Required work –
Return each line of the records holding the string "color".

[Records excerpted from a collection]

··········

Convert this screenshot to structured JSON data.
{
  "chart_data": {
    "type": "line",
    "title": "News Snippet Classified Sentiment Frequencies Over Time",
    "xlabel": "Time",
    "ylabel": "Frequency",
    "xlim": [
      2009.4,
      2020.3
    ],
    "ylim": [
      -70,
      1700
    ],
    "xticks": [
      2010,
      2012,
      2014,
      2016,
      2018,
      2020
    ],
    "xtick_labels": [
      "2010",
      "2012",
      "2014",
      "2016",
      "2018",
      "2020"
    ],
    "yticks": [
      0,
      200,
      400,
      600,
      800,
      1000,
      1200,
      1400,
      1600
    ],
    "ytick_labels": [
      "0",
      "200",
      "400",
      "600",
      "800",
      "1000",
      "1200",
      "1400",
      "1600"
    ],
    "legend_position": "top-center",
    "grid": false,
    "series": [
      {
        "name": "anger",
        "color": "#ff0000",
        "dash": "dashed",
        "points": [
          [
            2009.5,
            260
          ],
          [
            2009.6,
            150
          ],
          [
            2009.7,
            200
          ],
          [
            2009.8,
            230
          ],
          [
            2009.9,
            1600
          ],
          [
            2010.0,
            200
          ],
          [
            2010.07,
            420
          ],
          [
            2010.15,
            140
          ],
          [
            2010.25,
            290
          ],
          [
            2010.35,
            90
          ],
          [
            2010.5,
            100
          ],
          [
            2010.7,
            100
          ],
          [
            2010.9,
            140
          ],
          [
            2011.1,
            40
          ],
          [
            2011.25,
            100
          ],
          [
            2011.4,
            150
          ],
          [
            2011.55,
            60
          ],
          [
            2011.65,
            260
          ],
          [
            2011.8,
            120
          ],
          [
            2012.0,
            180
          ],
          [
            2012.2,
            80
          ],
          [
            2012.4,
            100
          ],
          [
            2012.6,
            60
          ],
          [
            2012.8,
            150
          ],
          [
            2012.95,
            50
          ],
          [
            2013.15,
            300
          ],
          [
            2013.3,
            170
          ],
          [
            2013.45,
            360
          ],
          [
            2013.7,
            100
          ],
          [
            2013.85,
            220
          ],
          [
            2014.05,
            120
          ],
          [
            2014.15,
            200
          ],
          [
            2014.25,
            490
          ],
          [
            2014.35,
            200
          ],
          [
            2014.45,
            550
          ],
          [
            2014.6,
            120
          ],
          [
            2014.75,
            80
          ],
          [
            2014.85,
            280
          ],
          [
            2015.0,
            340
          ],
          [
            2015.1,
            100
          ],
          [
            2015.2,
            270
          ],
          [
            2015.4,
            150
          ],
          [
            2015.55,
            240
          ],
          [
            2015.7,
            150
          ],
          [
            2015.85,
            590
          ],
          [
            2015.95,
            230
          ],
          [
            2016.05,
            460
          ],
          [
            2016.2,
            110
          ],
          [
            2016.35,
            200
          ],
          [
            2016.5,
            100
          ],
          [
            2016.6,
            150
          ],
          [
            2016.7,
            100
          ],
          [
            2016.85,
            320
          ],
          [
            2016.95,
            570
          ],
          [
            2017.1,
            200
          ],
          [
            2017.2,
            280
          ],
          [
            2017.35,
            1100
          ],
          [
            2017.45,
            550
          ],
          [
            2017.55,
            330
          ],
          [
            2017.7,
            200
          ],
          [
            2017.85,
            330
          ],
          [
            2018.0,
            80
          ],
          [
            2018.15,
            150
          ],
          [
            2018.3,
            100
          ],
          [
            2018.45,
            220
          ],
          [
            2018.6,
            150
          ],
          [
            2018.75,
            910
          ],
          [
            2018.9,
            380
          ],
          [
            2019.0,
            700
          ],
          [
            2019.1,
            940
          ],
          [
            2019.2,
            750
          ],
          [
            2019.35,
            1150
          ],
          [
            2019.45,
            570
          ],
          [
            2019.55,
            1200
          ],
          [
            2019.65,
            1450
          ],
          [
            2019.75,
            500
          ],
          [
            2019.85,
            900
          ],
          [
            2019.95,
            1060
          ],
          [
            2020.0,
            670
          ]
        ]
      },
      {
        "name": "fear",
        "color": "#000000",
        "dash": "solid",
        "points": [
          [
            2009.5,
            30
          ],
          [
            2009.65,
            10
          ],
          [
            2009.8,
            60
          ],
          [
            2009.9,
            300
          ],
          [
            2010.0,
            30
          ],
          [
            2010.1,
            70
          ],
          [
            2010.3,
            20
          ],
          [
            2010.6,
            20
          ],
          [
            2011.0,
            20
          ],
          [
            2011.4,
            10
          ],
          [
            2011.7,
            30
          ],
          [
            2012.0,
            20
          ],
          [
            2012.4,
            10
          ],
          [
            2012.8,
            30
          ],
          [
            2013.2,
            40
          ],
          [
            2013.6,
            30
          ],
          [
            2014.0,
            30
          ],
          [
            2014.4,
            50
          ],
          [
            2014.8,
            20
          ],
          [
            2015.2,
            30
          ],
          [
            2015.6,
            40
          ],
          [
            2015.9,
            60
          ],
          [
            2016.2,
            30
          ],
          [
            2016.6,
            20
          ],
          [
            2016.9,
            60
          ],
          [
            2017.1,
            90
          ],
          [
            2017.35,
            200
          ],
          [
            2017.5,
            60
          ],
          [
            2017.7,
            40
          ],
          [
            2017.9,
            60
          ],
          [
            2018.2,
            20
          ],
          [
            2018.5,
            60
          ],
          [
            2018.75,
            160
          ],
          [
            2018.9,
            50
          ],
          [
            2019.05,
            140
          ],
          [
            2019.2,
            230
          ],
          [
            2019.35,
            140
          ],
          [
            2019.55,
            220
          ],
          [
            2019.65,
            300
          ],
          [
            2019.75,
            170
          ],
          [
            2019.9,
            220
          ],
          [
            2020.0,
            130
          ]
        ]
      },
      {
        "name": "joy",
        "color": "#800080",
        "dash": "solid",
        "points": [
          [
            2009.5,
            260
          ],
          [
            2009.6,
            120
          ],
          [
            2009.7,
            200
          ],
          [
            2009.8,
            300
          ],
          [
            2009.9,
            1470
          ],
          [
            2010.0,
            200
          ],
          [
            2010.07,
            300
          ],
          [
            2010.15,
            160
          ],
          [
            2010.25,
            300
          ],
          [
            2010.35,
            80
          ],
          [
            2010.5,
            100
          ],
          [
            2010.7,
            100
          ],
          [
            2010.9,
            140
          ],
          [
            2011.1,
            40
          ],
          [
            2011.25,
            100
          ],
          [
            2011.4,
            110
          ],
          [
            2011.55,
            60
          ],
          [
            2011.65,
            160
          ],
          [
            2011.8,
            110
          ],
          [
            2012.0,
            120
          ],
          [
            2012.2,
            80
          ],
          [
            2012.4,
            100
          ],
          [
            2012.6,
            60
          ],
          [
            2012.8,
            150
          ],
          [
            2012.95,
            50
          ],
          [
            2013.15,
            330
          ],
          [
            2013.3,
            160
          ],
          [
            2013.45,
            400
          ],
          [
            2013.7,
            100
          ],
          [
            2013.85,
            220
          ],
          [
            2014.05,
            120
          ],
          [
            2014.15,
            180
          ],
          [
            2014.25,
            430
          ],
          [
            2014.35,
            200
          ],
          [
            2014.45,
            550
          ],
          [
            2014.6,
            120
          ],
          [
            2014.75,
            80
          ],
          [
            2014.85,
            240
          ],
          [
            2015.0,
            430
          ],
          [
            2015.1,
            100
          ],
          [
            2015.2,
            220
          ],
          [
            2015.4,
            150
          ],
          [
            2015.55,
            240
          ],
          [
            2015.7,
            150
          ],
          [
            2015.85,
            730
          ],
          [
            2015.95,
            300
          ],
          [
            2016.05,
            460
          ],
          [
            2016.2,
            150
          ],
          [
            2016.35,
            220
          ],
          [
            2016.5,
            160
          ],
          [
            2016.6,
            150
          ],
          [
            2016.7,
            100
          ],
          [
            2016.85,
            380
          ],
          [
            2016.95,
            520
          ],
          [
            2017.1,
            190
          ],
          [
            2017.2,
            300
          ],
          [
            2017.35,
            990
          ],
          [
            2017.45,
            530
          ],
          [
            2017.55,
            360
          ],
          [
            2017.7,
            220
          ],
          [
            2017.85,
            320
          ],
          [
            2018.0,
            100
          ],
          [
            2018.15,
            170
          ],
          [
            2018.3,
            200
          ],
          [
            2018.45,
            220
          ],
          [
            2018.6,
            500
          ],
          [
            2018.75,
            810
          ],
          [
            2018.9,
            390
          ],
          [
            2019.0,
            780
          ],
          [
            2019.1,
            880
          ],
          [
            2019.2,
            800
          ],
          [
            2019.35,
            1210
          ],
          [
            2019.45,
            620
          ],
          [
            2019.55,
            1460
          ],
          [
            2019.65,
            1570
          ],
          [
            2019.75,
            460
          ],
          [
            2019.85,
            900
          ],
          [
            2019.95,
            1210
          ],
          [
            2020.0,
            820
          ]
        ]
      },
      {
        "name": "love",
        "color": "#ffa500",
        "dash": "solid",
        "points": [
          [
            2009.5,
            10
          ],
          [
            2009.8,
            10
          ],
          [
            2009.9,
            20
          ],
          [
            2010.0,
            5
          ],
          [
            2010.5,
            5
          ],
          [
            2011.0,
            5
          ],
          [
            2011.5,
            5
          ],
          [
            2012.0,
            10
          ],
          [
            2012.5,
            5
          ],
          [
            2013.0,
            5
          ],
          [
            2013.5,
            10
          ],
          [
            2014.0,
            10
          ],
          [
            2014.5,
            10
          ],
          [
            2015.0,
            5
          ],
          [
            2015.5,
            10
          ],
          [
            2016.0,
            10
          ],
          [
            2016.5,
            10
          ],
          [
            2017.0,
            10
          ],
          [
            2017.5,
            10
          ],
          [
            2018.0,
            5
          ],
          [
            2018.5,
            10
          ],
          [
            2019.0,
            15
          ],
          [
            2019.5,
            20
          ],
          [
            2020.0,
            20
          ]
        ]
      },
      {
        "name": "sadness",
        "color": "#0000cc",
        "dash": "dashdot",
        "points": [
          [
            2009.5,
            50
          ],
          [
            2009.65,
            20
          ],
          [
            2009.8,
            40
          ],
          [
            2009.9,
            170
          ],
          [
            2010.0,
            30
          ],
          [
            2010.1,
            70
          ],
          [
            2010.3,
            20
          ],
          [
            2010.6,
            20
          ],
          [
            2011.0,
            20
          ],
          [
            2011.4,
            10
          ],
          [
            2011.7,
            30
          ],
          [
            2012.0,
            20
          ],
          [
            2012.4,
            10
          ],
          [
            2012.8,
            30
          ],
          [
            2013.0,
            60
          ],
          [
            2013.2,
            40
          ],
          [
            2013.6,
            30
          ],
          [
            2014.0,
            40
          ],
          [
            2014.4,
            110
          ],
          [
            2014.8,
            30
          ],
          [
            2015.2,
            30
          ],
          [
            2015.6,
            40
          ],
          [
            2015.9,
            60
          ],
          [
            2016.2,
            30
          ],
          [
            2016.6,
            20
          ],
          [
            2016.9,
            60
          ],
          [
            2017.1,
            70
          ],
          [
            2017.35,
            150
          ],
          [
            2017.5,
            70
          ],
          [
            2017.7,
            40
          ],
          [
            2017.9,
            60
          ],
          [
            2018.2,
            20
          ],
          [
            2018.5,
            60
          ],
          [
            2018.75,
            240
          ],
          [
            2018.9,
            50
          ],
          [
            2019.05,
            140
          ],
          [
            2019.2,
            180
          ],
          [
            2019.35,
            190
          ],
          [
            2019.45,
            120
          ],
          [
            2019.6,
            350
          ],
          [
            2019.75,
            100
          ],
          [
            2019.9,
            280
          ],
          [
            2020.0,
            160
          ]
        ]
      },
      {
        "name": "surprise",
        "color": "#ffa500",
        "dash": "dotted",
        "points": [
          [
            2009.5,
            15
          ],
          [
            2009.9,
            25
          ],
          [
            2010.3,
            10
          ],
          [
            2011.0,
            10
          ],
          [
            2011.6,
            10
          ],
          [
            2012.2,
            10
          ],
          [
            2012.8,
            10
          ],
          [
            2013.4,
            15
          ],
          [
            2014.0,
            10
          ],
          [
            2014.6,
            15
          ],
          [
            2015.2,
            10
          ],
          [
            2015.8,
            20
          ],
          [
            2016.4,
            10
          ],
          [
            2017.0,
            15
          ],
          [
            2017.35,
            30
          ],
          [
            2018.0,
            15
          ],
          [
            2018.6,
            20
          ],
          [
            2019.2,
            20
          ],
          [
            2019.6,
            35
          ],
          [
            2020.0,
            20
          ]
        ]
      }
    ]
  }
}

··········

Correct response –
        "color": "#ff0000",
        "color": "#000000",
        "color": "#800080",
        "color": "#ffa500",
        "color": "#0000cc",
        "color": "#ffa500",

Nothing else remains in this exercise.